EXERCISE:
Select the lines below containing the word "JSON".

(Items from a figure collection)
^^^^

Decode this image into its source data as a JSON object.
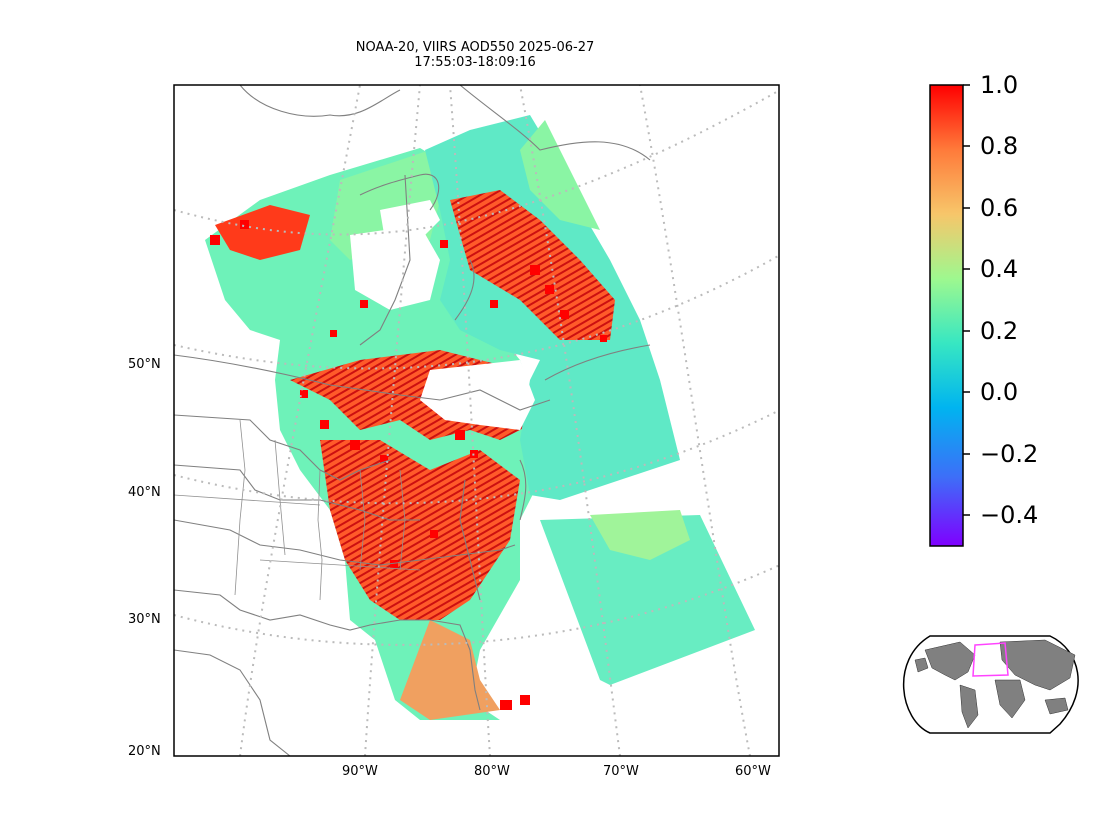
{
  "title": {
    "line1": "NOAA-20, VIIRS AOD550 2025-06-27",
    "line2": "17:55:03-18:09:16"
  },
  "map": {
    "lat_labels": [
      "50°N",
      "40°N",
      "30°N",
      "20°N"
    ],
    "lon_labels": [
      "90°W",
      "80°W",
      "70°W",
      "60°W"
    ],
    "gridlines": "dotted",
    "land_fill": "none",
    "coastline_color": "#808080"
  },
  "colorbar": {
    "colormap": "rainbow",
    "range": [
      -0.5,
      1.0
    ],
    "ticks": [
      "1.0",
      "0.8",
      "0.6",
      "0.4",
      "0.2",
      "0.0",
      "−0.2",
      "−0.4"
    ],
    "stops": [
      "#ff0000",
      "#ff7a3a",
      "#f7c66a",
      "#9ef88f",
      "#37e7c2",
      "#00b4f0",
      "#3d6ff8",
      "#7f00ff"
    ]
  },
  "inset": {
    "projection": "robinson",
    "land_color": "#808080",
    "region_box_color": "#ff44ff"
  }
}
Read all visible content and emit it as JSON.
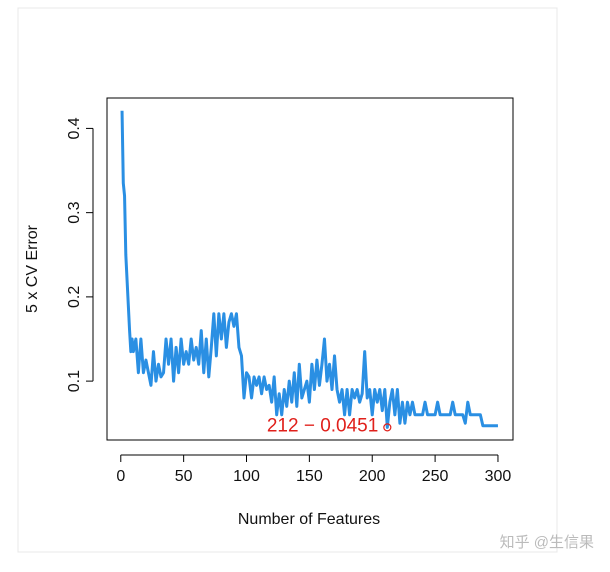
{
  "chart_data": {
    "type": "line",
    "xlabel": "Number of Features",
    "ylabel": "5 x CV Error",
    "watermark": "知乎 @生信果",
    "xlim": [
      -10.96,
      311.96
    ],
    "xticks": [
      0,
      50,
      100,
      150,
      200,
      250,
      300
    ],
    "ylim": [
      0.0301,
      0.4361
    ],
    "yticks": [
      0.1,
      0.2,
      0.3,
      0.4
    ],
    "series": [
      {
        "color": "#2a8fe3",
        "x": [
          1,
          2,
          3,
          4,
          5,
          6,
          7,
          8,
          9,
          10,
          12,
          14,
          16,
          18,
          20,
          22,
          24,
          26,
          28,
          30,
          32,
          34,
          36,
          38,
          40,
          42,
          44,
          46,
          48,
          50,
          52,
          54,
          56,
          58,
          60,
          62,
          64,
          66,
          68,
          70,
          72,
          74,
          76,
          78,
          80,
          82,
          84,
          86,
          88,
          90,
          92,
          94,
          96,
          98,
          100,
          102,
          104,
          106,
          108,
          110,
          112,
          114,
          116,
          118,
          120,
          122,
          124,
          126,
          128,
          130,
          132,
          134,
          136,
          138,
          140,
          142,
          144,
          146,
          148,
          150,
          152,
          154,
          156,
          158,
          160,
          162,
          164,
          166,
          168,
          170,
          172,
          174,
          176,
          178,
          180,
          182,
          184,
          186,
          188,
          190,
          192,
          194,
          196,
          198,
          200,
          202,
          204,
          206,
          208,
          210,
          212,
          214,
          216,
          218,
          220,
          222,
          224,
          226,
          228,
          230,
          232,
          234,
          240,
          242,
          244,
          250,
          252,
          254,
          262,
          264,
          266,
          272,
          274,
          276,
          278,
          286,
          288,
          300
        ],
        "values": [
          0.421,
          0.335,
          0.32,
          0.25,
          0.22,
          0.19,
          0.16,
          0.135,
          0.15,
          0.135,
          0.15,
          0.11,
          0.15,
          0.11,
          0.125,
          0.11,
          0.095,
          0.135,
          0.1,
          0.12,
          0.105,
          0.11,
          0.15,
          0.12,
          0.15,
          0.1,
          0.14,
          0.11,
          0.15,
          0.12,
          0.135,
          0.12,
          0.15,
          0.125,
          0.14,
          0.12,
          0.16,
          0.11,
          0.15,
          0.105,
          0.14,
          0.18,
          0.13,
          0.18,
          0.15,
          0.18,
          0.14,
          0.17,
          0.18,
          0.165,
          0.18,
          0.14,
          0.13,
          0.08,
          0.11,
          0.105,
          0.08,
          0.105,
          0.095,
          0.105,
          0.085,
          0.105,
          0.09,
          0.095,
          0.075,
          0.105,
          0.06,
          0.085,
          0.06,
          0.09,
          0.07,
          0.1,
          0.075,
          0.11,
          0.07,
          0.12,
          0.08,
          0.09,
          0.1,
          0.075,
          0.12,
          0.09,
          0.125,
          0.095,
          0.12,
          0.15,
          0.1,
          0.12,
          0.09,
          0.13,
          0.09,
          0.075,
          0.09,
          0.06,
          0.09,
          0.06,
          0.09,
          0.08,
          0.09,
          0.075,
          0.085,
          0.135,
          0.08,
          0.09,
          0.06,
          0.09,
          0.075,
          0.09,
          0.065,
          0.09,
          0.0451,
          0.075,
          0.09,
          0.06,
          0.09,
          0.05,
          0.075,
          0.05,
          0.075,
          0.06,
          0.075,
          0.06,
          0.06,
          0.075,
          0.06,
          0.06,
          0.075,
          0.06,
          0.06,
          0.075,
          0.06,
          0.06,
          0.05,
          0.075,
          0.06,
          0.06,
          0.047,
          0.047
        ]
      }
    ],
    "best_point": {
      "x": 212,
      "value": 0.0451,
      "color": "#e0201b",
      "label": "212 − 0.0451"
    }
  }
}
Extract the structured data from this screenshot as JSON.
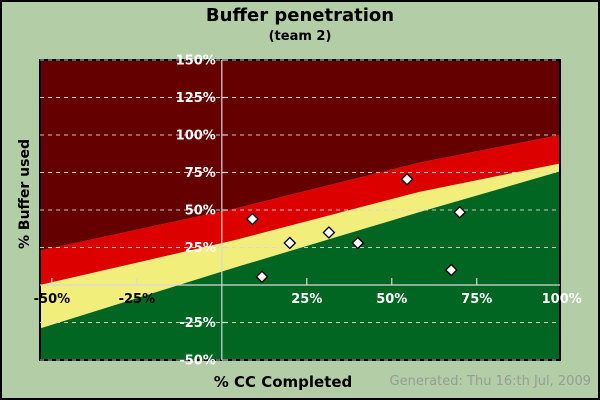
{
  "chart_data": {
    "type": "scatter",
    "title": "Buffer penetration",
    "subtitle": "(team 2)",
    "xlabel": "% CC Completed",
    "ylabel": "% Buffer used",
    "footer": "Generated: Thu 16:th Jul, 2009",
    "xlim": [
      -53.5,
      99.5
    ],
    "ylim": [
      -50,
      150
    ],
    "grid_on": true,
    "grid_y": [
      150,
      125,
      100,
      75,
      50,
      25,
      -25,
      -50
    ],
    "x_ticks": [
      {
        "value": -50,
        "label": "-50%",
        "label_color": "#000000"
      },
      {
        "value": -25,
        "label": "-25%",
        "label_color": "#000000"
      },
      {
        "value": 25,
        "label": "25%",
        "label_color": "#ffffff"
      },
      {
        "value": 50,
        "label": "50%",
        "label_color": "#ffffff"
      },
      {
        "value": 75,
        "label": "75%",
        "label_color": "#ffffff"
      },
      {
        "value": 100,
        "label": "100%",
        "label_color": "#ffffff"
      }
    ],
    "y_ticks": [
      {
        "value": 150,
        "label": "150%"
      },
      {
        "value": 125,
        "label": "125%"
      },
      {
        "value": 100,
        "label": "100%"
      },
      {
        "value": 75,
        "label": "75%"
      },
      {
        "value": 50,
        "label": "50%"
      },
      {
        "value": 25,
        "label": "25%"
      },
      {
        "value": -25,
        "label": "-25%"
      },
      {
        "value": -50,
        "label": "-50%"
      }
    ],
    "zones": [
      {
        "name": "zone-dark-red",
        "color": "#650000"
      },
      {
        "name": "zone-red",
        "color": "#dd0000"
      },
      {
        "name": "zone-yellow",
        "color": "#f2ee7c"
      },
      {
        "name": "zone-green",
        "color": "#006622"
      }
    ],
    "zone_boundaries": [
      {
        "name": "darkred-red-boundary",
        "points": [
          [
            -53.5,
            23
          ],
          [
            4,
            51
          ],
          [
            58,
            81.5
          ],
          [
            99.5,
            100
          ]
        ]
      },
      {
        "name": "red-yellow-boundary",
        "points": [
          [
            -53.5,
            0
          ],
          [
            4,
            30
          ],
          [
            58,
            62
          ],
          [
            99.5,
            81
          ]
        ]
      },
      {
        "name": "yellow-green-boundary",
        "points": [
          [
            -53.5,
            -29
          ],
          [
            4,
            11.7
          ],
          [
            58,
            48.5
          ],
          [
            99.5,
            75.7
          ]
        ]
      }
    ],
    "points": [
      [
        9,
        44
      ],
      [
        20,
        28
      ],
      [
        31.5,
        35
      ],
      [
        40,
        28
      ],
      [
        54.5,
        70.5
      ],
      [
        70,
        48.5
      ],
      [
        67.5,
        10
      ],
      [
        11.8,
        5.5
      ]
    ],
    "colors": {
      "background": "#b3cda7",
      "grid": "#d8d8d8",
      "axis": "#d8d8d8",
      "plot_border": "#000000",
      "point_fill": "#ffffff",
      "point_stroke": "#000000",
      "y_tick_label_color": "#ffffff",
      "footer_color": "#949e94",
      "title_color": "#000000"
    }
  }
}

^^^^

EXERCISE RESPONSE:
Decode this image into its source data as a JSON object.
Read all visible content and emit it as JSON.
Extract the structured data from this screenshot as JSON.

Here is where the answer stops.